• What to do: Write the data out again exactly, dropping any images it holds.

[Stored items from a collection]
****************************************

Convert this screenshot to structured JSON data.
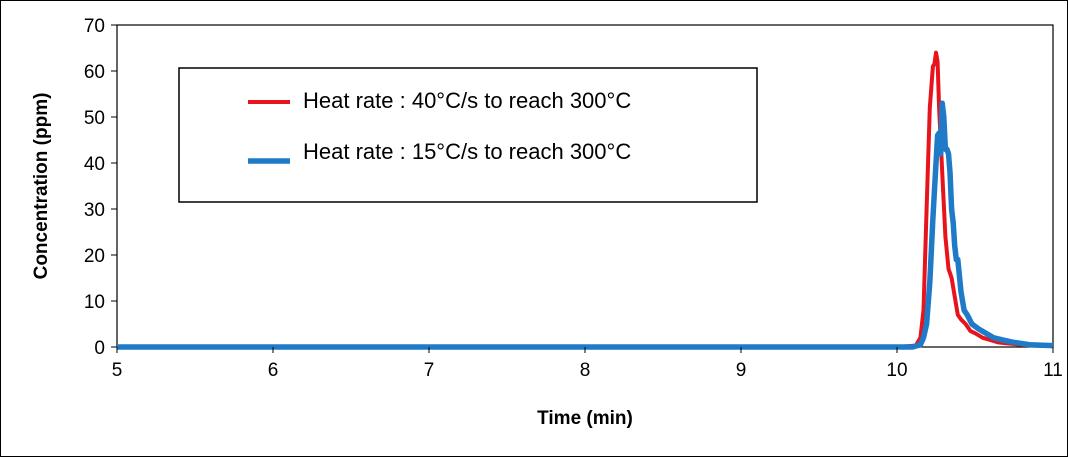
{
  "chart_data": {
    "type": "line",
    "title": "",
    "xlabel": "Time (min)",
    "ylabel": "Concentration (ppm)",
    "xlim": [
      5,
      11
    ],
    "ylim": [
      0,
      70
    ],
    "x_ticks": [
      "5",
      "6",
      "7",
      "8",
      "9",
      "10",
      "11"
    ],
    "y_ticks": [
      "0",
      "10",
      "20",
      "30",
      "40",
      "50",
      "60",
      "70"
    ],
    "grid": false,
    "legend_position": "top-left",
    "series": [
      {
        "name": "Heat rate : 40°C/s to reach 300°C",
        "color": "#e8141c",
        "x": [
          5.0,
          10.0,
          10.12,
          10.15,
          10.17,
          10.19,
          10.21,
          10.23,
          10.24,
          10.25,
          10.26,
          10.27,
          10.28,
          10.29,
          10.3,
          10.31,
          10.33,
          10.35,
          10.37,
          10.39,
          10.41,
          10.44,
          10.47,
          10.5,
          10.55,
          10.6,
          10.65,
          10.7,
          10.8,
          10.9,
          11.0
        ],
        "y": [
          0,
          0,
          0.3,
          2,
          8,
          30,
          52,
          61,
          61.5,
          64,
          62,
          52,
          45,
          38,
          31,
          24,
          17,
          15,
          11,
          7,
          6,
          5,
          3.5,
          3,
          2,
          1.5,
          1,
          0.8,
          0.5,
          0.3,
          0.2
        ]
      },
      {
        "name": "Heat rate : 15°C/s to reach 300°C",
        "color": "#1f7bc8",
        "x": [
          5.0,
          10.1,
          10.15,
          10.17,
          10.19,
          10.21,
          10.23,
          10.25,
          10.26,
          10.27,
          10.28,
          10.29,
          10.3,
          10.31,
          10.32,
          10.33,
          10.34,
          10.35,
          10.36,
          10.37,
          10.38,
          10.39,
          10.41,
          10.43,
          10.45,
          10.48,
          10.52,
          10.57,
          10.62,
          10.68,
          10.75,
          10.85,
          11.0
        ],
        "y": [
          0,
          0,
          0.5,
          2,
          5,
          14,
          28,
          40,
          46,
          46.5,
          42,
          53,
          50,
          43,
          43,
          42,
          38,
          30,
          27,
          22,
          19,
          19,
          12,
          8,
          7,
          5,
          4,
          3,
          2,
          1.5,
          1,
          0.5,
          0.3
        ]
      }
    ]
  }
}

****************************************

• Task response:
Convert this screenshot to structured JSON data.
{
  "chart_data": {
    "type": "line",
    "title": "",
    "xlabel": "Time (min)",
    "ylabel": "Concentration (ppm)",
    "xlim": [
      5,
      11
    ],
    "ylim": [
      0,
      70
    ],
    "x_ticks": [
      "5",
      "6",
      "7",
      "8",
      "9",
      "10",
      "11"
    ],
    "y_ticks": [
      "0",
      "10",
      "20",
      "30",
      "40",
      "50",
      "60",
      "70"
    ],
    "grid": false,
    "legend_position": "top-left",
    "series": [
      {
        "name": "Heat rate : 40°C/s to reach 300°C",
        "color": "#e8141c",
        "x": [
          5.0,
          10.0,
          10.12,
          10.15,
          10.17,
          10.19,
          10.21,
          10.23,
          10.24,
          10.25,
          10.26,
          10.27,
          10.28,
          10.29,
          10.3,
          10.31,
          10.33,
          10.35,
          10.37,
          10.39,
          10.41,
          10.44,
          10.47,
          10.5,
          10.55,
          10.6,
          10.65,
          10.7,
          10.8,
          10.9,
          11.0
        ],
        "y": [
          0,
          0,
          0.3,
          2,
          8,
          30,
          52,
          61,
          61.5,
          64,
          62,
          52,
          45,
          38,
          31,
          24,
          17,
          15,
          11,
          7,
          6,
          5,
          3.5,
          3,
          2,
          1.5,
          1,
          0.8,
          0.5,
          0.3,
          0.2
        ]
      },
      {
        "name": "Heat rate : 15°C/s to reach 300°C",
        "color": "#1f7bc8",
        "x": [
          5.0,
          10.1,
          10.15,
          10.17,
          10.19,
          10.21,
          10.23,
          10.25,
          10.26,
          10.27,
          10.28,
          10.29,
          10.3,
          10.31,
          10.32,
          10.33,
          10.34,
          10.35,
          10.36,
          10.37,
          10.38,
          10.39,
          10.41,
          10.43,
          10.45,
          10.48,
          10.52,
          10.57,
          10.62,
          10.68,
          10.75,
          10.85,
          11.0
        ],
        "y": [
          0,
          0,
          0.5,
          2,
          5,
          14,
          28,
          40,
          46,
          46.5,
          42,
          53,
          50,
          43,
          43,
          42,
          38,
          30,
          27,
          22,
          19,
          19,
          12,
          8,
          7,
          5,
          4,
          3,
          2,
          1.5,
          1,
          0.5,
          0.3
        ]
      }
    ]
  }
}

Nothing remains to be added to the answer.